=== Record list ===
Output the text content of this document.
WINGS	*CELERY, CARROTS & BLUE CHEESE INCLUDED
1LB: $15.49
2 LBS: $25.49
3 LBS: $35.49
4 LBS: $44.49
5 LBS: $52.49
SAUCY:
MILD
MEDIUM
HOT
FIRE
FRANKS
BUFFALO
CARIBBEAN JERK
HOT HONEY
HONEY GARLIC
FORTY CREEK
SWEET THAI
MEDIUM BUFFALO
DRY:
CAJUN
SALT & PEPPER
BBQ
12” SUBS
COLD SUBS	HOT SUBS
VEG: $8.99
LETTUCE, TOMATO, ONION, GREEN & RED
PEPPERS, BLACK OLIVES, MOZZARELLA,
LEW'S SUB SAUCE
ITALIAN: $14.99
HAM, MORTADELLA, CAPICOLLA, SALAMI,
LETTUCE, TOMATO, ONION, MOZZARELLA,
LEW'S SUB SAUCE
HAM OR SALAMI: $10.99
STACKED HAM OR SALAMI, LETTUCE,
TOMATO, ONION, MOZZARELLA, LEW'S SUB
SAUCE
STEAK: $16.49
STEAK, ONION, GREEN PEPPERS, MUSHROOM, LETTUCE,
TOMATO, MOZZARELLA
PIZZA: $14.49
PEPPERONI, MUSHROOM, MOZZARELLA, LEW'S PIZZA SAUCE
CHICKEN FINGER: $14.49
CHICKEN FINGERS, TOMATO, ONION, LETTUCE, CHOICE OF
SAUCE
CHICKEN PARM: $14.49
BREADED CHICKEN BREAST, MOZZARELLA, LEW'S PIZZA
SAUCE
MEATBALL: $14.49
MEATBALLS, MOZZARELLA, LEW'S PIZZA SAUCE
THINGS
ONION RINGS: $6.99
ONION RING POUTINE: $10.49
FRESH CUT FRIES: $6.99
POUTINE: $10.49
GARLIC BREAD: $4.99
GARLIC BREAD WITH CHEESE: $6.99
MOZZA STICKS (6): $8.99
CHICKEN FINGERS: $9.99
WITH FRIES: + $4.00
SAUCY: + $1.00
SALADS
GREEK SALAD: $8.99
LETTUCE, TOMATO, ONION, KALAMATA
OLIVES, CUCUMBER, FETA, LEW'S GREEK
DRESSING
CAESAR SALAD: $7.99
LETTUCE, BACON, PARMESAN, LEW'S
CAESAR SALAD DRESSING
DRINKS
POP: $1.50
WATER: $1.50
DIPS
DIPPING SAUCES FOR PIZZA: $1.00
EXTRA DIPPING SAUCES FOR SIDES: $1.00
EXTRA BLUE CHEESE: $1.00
===
=== Record list ===
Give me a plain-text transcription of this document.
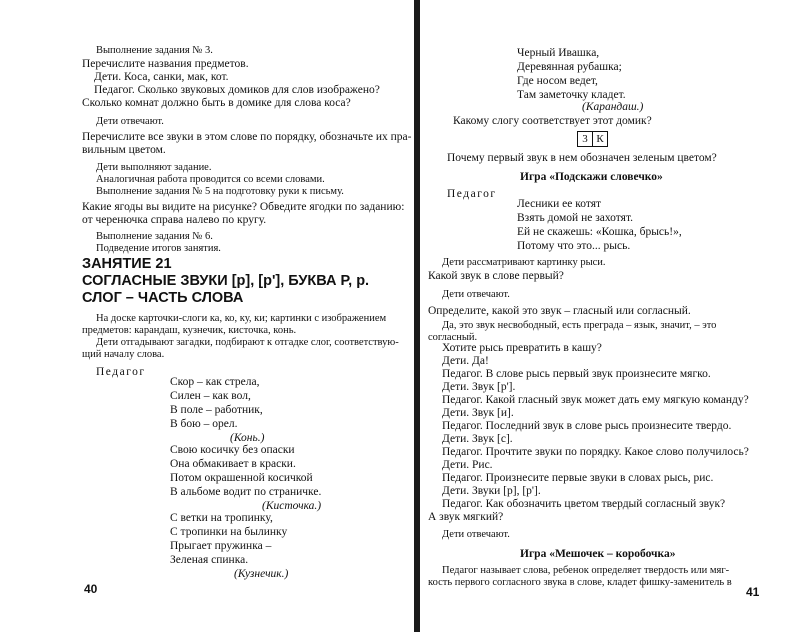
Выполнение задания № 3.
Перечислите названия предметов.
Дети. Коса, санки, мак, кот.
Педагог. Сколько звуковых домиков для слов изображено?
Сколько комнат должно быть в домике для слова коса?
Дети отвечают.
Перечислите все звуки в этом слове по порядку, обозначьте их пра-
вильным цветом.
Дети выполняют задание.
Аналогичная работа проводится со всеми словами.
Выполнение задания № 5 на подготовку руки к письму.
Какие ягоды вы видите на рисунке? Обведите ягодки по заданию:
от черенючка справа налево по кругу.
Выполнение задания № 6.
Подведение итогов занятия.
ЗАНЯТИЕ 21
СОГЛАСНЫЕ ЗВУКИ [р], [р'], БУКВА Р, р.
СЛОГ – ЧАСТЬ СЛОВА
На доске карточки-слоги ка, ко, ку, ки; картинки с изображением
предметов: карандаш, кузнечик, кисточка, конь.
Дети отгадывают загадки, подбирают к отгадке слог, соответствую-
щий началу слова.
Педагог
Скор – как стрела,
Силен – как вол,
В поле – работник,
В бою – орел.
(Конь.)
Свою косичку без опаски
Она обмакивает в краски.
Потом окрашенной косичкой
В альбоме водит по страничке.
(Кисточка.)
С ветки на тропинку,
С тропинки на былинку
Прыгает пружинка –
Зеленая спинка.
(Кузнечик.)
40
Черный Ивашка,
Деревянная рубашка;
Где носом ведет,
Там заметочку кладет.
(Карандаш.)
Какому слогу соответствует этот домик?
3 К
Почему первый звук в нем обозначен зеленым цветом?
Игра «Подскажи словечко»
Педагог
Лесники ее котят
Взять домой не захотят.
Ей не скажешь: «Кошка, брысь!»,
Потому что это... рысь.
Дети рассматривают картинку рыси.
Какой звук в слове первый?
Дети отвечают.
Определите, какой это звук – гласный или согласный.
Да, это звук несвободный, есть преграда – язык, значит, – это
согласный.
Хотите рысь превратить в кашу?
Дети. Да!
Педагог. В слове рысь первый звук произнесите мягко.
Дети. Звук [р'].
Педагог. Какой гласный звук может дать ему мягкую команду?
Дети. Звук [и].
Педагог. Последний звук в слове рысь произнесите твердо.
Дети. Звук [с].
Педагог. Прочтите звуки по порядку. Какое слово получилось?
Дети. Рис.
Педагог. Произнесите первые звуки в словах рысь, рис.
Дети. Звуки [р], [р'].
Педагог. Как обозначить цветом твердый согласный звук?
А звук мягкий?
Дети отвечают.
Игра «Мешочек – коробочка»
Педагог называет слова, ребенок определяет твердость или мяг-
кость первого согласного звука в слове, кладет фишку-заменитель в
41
===
### To do
Write down every line of the data above that includes the string "DIPPING".

### Solution to this exercise
DIPPING SAUCES FOR PIZZA: $1.00
EXTRA DIPPING SAUCES FOR SIDES: $1.00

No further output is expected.